- What you will do -
Leave out the pictures and repeat everything else in the records exactly.

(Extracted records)
══════

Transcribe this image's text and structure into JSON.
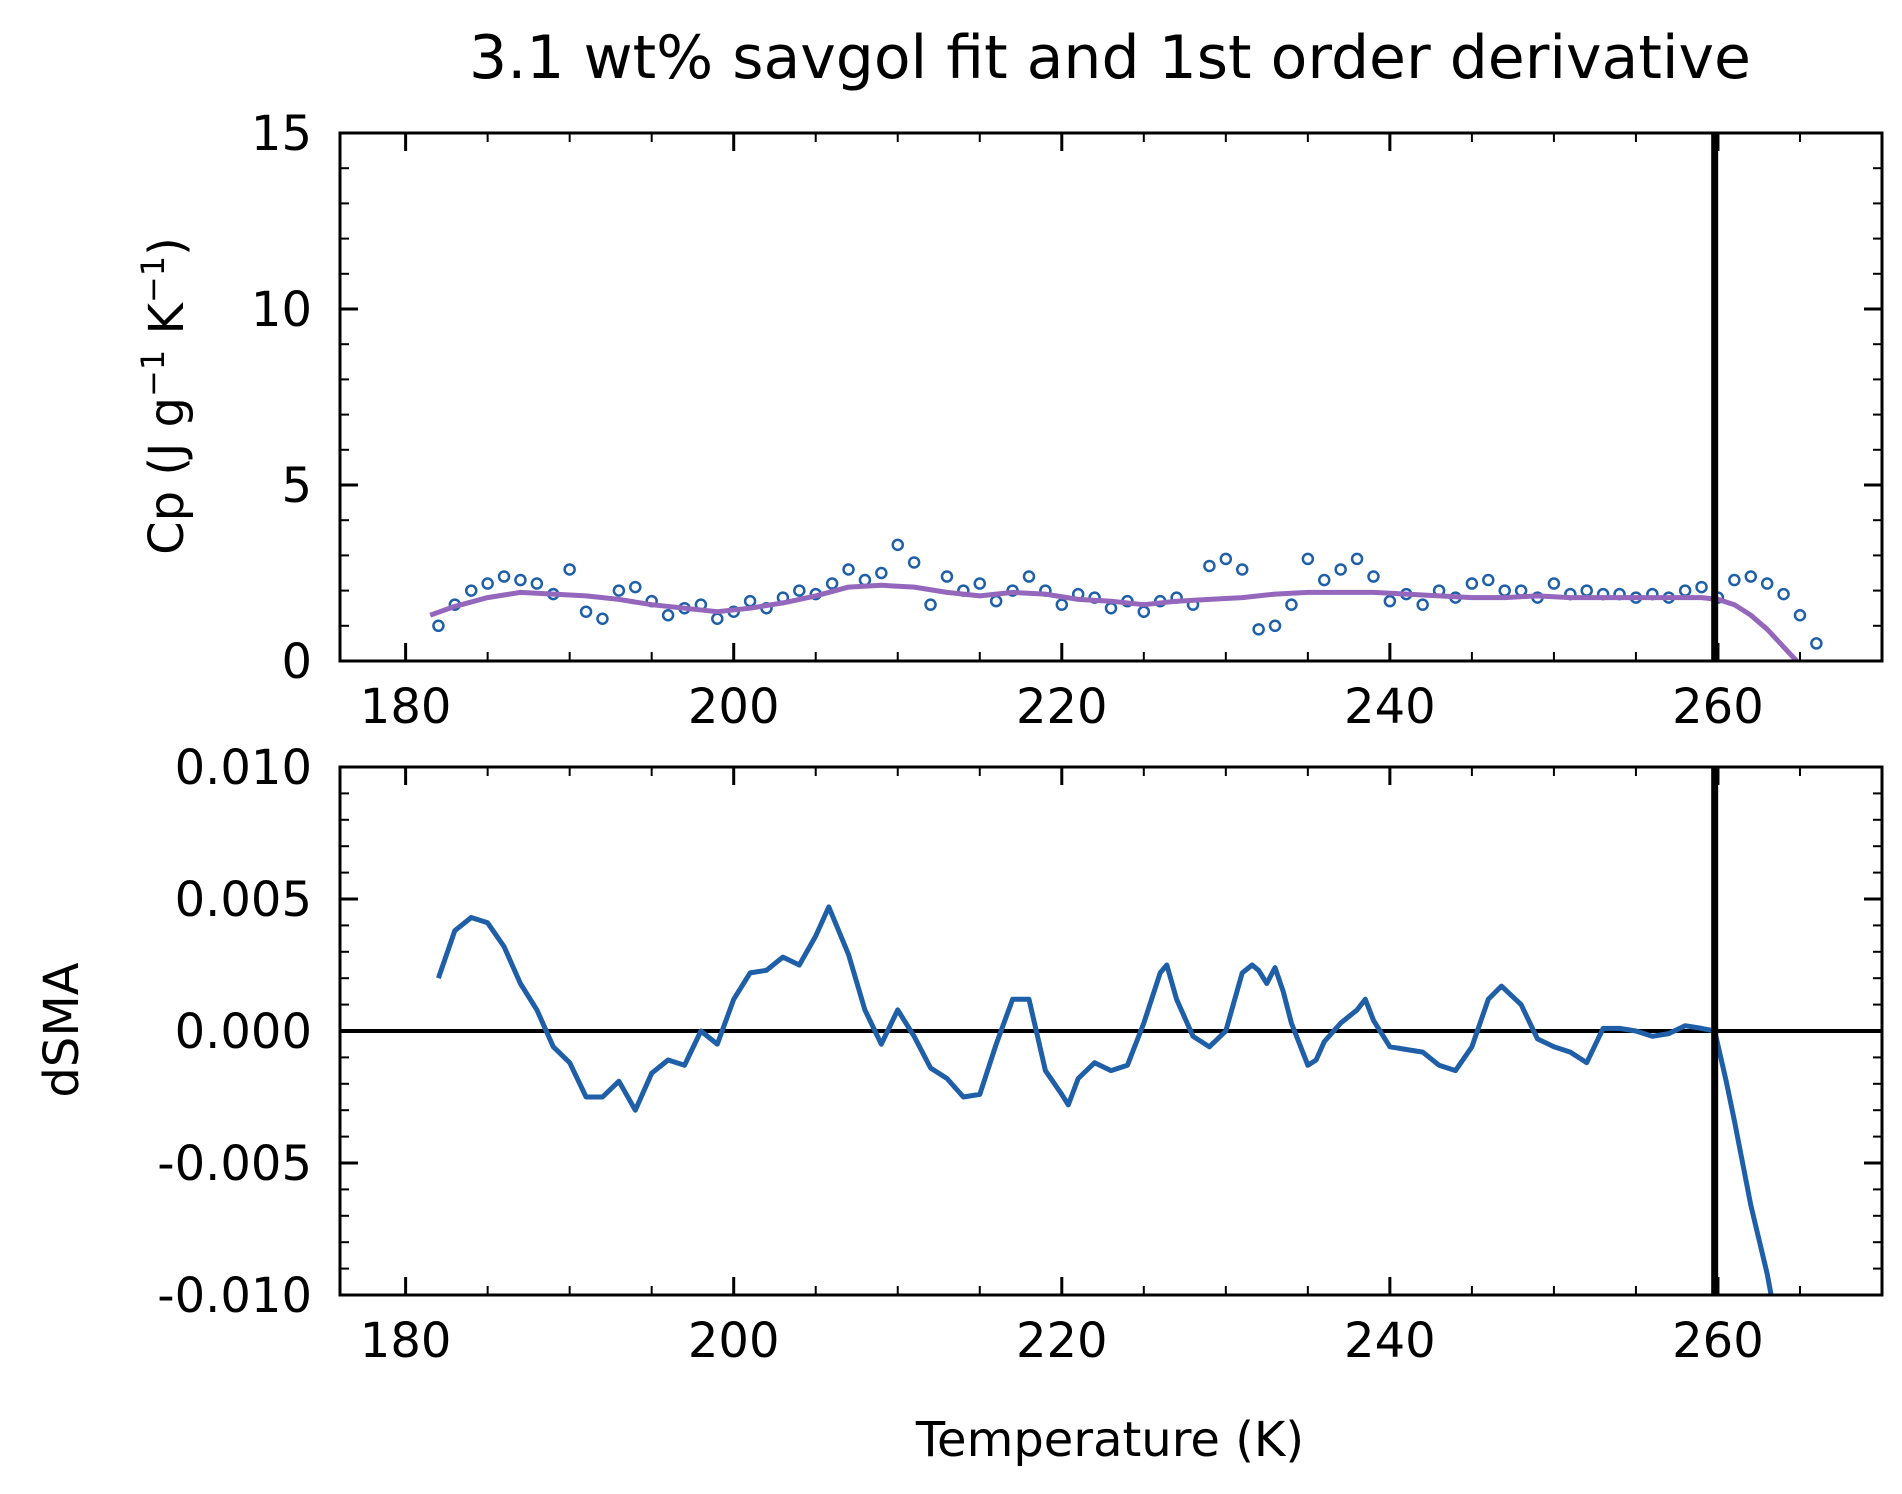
{
  "chart_data": {
    "title": "3.1 wt% savgol fit and 1st order derivative",
    "subplots": [
      {
        "type": "scatter",
        "ylabel_parts": [
          "Cp (J g",
          "−1",
          " K",
          "−1",
          ")"
        ],
        "xlim": [
          176,
          270
        ],
        "ylim": [
          0,
          15
        ],
        "xticks": [
          "180",
          "200",
          "220",
          "240",
          "260"
        ],
        "xtick_values": [
          180,
          200,
          220,
          240,
          260
        ],
        "yticks": [
          "0",
          "5",
          "10",
          "15"
        ],
        "ytick_values": [
          0,
          5,
          10,
          15
        ],
        "grid": false,
        "vertical_line_x": 259.8,
        "series": [
          {
            "kind": "scatter",
            "color": "#1f5fa8",
            "x": [
              182,
              183,
              184,
              185,
              186,
              187,
              188,
              189,
              190,
              191,
              192,
              193,
              194,
              195,
              196,
              197,
              198,
              199,
              200,
              201,
              202,
              203,
              204,
              205,
              206,
              207,
              208,
              209,
              210,
              211,
              212,
              213,
              214,
              215,
              216,
              217,
              218,
              219,
              220,
              221,
              222,
              223,
              224,
              225,
              226,
              227,
              228,
              229,
              230,
              231,
              232,
              233,
              234,
              235,
              236,
              237,
              238,
              239,
              240,
              241,
              242,
              243,
              244,
              245,
              246,
              247,
              248,
              249,
              250,
              251,
              252,
              253,
              254,
              255,
              256,
              257,
              258,
              259,
              260,
              261,
              262,
              263,
              264,
              265,
              266
            ],
            "y": [
              1.0,
              1.6,
              2.0,
              2.2,
              2.4,
              2.3,
              2.2,
              1.9,
              2.6,
              1.4,
              1.2,
              2.0,
              2.1,
              1.7,
              1.3,
              1.5,
              1.6,
              1.2,
              1.4,
              1.7,
              1.5,
              1.8,
              2.0,
              1.9,
              2.2,
              2.6,
              2.3,
              2.5,
              3.3,
              2.8,
              1.6,
              2.4,
              2.0,
              2.2,
              1.7,
              2.0,
              2.4,
              2.0,
              1.6,
              1.9,
              1.8,
              1.5,
              1.7,
              1.4,
              1.7,
              1.8,
              1.6,
              2.7,
              2.9,
              2.6,
              0.9,
              1.0,
              1.6,
              2.9,
              2.3,
              2.6,
              2.9,
              2.4,
              1.7,
              1.9,
              1.6,
              2.0,
              1.8,
              2.2,
              2.3,
              2.0,
              2.0,
              1.8,
              2.2,
              1.9,
              2.0,
              1.9,
              1.9,
              1.8,
              1.9,
              1.8,
              2.0,
              2.1,
              1.8,
              2.3,
              2.4,
              2.2,
              1.9,
              1.3,
              0.5
            ]
          },
          {
            "kind": "line",
            "color": "#9467bd",
            "x": [
              181.5,
              183,
              185,
              187,
              189,
              191,
              193,
              195,
              197,
              199,
              201,
              203,
              205,
              207,
              209,
              211,
              213,
              215,
              217,
              219,
              221,
              223,
              225,
              227,
              229,
              231,
              233,
              235,
              237,
              239,
              241,
              243,
              245,
              247,
              249,
              251,
              253,
              255,
              257,
              259,
              260,
              261,
              262,
              263,
              264,
              264.8
            ],
            "y": [
              1.3,
              1.55,
              1.8,
              1.95,
              1.9,
              1.85,
              1.75,
              1.6,
              1.5,
              1.4,
              1.5,
              1.65,
              1.85,
              2.1,
              2.15,
              2.1,
              1.95,
              1.85,
              1.95,
              1.9,
              1.75,
              1.7,
              1.6,
              1.7,
              1.75,
              1.8,
              1.9,
              1.95,
              1.95,
              1.95,
              1.9,
              1.85,
              1.8,
              1.8,
              1.85,
              1.8,
              1.8,
              1.8,
              1.8,
              1.8,
              1.75,
              1.6,
              1.3,
              0.9,
              0.4,
              0.0
            ]
          }
        ]
      },
      {
        "type": "line",
        "ylabel": "dSMA",
        "xlabel": "Temperature (K)",
        "xlim": [
          176,
          270
        ],
        "ylim": [
          -0.01,
          0.01
        ],
        "xticks": [
          "180",
          "200",
          "220",
          "240",
          "260"
        ],
        "xtick_values": [
          180,
          200,
          220,
          240,
          260
        ],
        "yticks": [
          "-0.010",
          "-0.005",
          "0.000",
          "0.005",
          "0.010"
        ],
        "ytick_values": [
          -0.01,
          -0.005,
          0,
          0.005,
          0.01
        ],
        "grid": false,
        "vertical_line_x": 259.8,
        "horizontal_line_y": 0,
        "series": [
          {
            "kind": "line",
            "color": "#1f5fa8",
            "x": [
              182,
              183,
              184,
              185,
              186,
              187,
              188,
              189,
              190,
              191,
              192,
              193,
              194,
              195,
              196,
              197,
              198,
              199,
              200,
              201,
              202,
              203,
              204,
              205,
              205.8,
              207,
              208,
              209,
              210,
              211,
              212,
              213,
              214,
              215,
              216,
              217,
              218,
              219,
              220,
              220.4,
              221,
              222,
              223,
              224,
              225,
              226,
              226.4,
              227,
              228,
              229,
              230,
              231,
              231.6,
              232,
              232.5,
              233,
              233.5,
              234,
              235,
              235.5,
              236,
              237,
              238,
              238.5,
              239,
              240,
              241,
              242,
              243,
              244,
              245,
              246,
              246.8,
              248,
              249,
              250,
              251,
              252,
              253,
              254,
              255,
              256,
              257,
              258,
              259,
              259.8,
              260.5,
              261,
              262,
              263,
              263.3
            ],
            "y": [
              0.002,
              0.0038,
              0.0043,
              0.0041,
              0.0032,
              0.0018,
              0.0008,
              -0.0006,
              -0.0012,
              -0.0025,
              -0.0025,
              -0.0019,
              -0.003,
              -0.0016,
              -0.0011,
              -0.0013,
              0.0,
              -0.0005,
              0.0012,
              0.0022,
              0.0023,
              0.0028,
              0.0025,
              0.0036,
              0.0047,
              0.0029,
              0.0008,
              -0.0005,
              0.0008,
              -0.0002,
              -0.0014,
              -0.0018,
              -0.0025,
              -0.0024,
              -0.0005,
              0.0012,
              0.0012,
              -0.0015,
              -0.0024,
              -0.0028,
              -0.0018,
              -0.0012,
              -0.0015,
              -0.0013,
              0.0003,
              0.0022,
              0.0025,
              0.0012,
              -0.0002,
              -0.0006,
              0.0,
              0.0022,
              0.0025,
              0.0023,
              0.0018,
              0.0024,
              0.0015,
              0.0003,
              -0.0013,
              -0.0011,
              -0.0004,
              0.0003,
              0.0008,
              0.0012,
              0.0004,
              -0.0006,
              -0.0007,
              -0.0008,
              -0.0013,
              -0.0015,
              -0.0006,
              0.0012,
              0.0017,
              0.001,
              -0.0003,
              -0.0006,
              -0.0008,
              -0.0012,
              0.0001,
              0.0001,
              0.0,
              -0.0002,
              -0.0001,
              0.0002,
              0.0001,
              0.0,
              -0.0019,
              -0.0034,
              -0.0066,
              -0.0092,
              -0.0102
            ]
          }
        ]
      }
    ]
  }
}
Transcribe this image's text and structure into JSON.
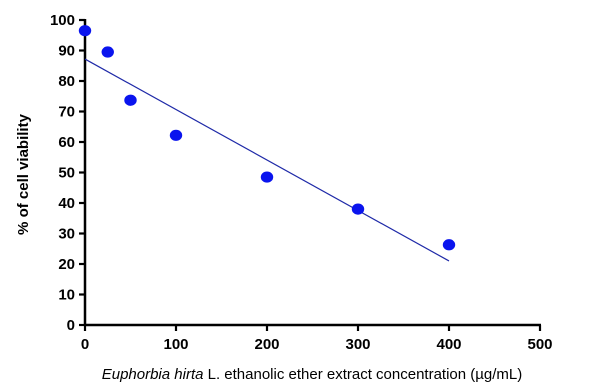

══════

- Completed exercise -
Transcribe this image's text and structure into JSON.
{
  "chart_data": {
    "title": "3.1 wt% savgol fit and 1st order derivative",
    "subplots": [
      {
        "type": "scatter",
        "ylabel_parts": [
          "Cp (J g",
          "−1",
          " K",
          "−1",
          ")"
        ],
        "xlim": [
          176,
          270
        ],
        "ylim": [
          0,
          15
        ],
        "xticks": [
          "180",
          "200",
          "220",
          "240",
          "260"
        ],
        "xtick_values": [
          180,
          200,
          220,
          240,
          260
        ],
        "yticks": [
          "0",
          "5",
          "10",
          "15"
        ],
        "ytick_values": [
          0,
          5,
          10,
          15
        ],
        "grid": false,
        "vertical_line_x": 259.8,
        "series": [
          {
            "kind": "scatter",
            "color": "#1f5fa8",
            "x": [
              182,
              183,
              184,
              185,
              186,
              187,
              188,
              189,
              190,
              191,
              192,
              193,
              194,
              195,
              196,
              197,
              198,
              199,
              200,
              201,
              202,
              203,
              204,
              205,
              206,
              207,
              208,
              209,
              210,
              211,
              212,
              213,
              214,
              215,
              216,
              217,
              218,
              219,
              220,
              221,
              222,
              223,
              224,
              225,
              226,
              227,
              228,
              229,
              230,
              231,
              232,
              233,
              234,
              235,
              236,
              237,
              238,
              239,
              240,
              241,
              242,
              243,
              244,
              245,
              246,
              247,
              248,
              249,
              250,
              251,
              252,
              253,
              254,
              255,
              256,
              257,
              258,
              259,
              260,
              261,
              262,
              263,
              264,
              265,
              266
            ],
            "y": [
              1.0,
              1.6,
              2.0,
              2.2,
              2.4,
              2.3,
              2.2,
              1.9,
              2.6,
              1.4,
              1.2,
              2.0,
              2.1,
              1.7,
              1.3,
              1.5,
              1.6,
              1.2,
              1.4,
              1.7,
              1.5,
              1.8,
              2.0,
              1.9,
              2.2,
              2.6,
              2.3,
              2.5,
              3.3,
              2.8,
              1.6,
              2.4,
              2.0,
              2.2,
              1.7,
              2.0,
              2.4,
              2.0,
              1.6,
              1.9,
              1.8,
              1.5,
              1.7,
              1.4,
              1.7,
              1.8,
              1.6,
              2.7,
              2.9,
              2.6,
              0.9,
              1.0,
              1.6,
              2.9,
              2.3,
              2.6,
              2.9,
              2.4,
              1.7,
              1.9,
              1.6,
              2.0,
              1.8,
              2.2,
              2.3,
              2.0,
              2.0,
              1.8,
              2.2,
              1.9,
              2.0,
              1.9,
              1.9,
              1.8,
              1.9,
              1.8,
              2.0,
              2.1,
              1.8,
              2.3,
              2.4,
              2.2,
              1.9,
              1.3,
              0.5
            ]
          },
          {
            "kind": "line",
            "color": "#9467bd",
            "x": [
              181.5,
              183,
              185,
              187,
              189,
              191,
              193,
              195,
              197,
              199,
              201,
              203,
              205,
              207,
              209,
              211,
              213,
              215,
              217,
              219,
              221,
              223,
              225,
              227,
              229,
              231,
              233,
              235,
              237,
              239,
              241,
              243,
              245,
              247,
              249,
              251,
              253,
              255,
              257,
              259,
              260,
              261,
              262,
              263,
              264,
              264.8
            ],
            "y": [
              1.3,
              1.55,
              1.8,
              1.95,
              1.9,
              1.85,
              1.75,
              1.6,
              1.5,
              1.4,
              1.5,
              1.65,
              1.85,
              2.1,
              2.15,
              2.1,
              1.95,
              1.85,
              1.95,
              1.9,
              1.75,
              1.7,
              1.6,
              1.7,
              1.75,
              1.8,
              1.9,
              1.95,
              1.95,
              1.95,
              1.9,
              1.85,
              1.8,
              1.8,
              1.85,
              1.8,
              1.8,
              1.8,
              1.8,
              1.8,
              1.75,
              1.6,
              1.3,
              0.9,
              0.4,
              0.0
            ]
          }
        ]
      },
      {
        "type": "line",
        "ylabel": "dSMA",
        "xlabel": "Temperature (K)",
        "xlim": [
          176,
          270
        ],
        "ylim": [
          -0.01,
          0.01
        ],
        "xticks": [
          "180",
          "200",
          "220",
          "240",
          "260"
        ],
        "xtick_values": [
          180,
          200,
          220,
          240,
          260
        ],
        "yticks": [
          "-0.010",
          "-0.005",
          "0.000",
          "0.005",
          "0.010"
        ],
        "ytick_values": [
          -0.01,
          -0.005,
          0,
          0.005,
          0.01
        ],
        "grid": false,
        "vertical_line_x": 259.8,
        "horizontal_line_y": 0,
        "series": [
          {
            "kind": "line",
            "color": "#1f5fa8",
            "x": [
              182,
              183,
              184,
              185,
              186,
              187,
              188,
              189,
              190,
              191,
              192,
              193,
              194,
              195,
              196,
              197,
              198,
              199,
              200,
              201,
              202,
              203,
              204,
              205,
              205.8,
              207,
              208,
              209,
              210,
              211,
              212,
              213,
              214,
              215,
              216,
              217,
              218,
              219,
              220,
              220.4,
              221,
              222,
              223,
              224,
              225,
              226,
              226.4,
              227,
              228,
              229,
              230,
              231,
              231.6,
              232,
              232.5,
              233,
              233.5,
              234,
              235,
              235.5,
              236,
              237,
              238,
              238.5,
              239,
              240,
              241,
              242,
              243,
              244,
              245,
              246,
              246.8,
              248,
              249,
              250,
              251,
              252,
              253,
              254,
              255,
              256,
              257,
              258,
              259,
              259.8,
              260.5,
              261,
              262,
              263,
              263.3
            ],
            "y": [
              0.002,
              0.0038,
              0.0043,
              0.0041,
              0.0032,
              0.0018,
              0.0008,
              -0.0006,
              -0.0012,
              -0.0025,
              -0.0025,
              -0.0019,
              -0.003,
              -0.0016,
              -0.0011,
              -0.0013,
              0.0,
              -0.0005,
              0.0012,
              0.0022,
              0.0023,
              0.0028,
              0.0025,
              0.0036,
              0.0047,
              0.0029,
              0.0008,
              -0.0005,
              0.0008,
              -0.0002,
              -0.0014,
              -0.0018,
              -0.0025,
              -0.0024,
              -0.0005,
              0.0012,
              0.0012,
              -0.0015,
              -0.0024,
              -0.0028,
              -0.0018,
              -0.0012,
              -0.0015,
              -0.0013,
              0.0003,
              0.0022,
              0.0025,
              0.0012,
              -0.0002,
              -0.0006,
              0.0,
              0.0022,
              0.0025,
              0.0023,
              0.0018,
              0.0024,
              0.0015,
              0.0003,
              -0.0013,
              -0.0011,
              -0.0004,
              0.0003,
              0.0008,
              0.0012,
              0.0004,
              -0.0006,
              -0.0007,
              -0.0008,
              -0.0013,
              -0.0015,
              -0.0006,
              0.0012,
              0.0017,
              0.001,
              -0.0003,
              -0.0006,
              -0.0008,
              -0.0012,
              0.0001,
              0.0001,
              0.0,
              -0.0002,
              -0.0001,
              0.0002,
              0.0001,
              0.0,
              -0.0019,
              -0.0034,
              -0.0066,
              -0.0092,
              -0.0102
            ]
          }
        ]
      }
    ]
  }
}
Transcribe this image's text and structure into JSON.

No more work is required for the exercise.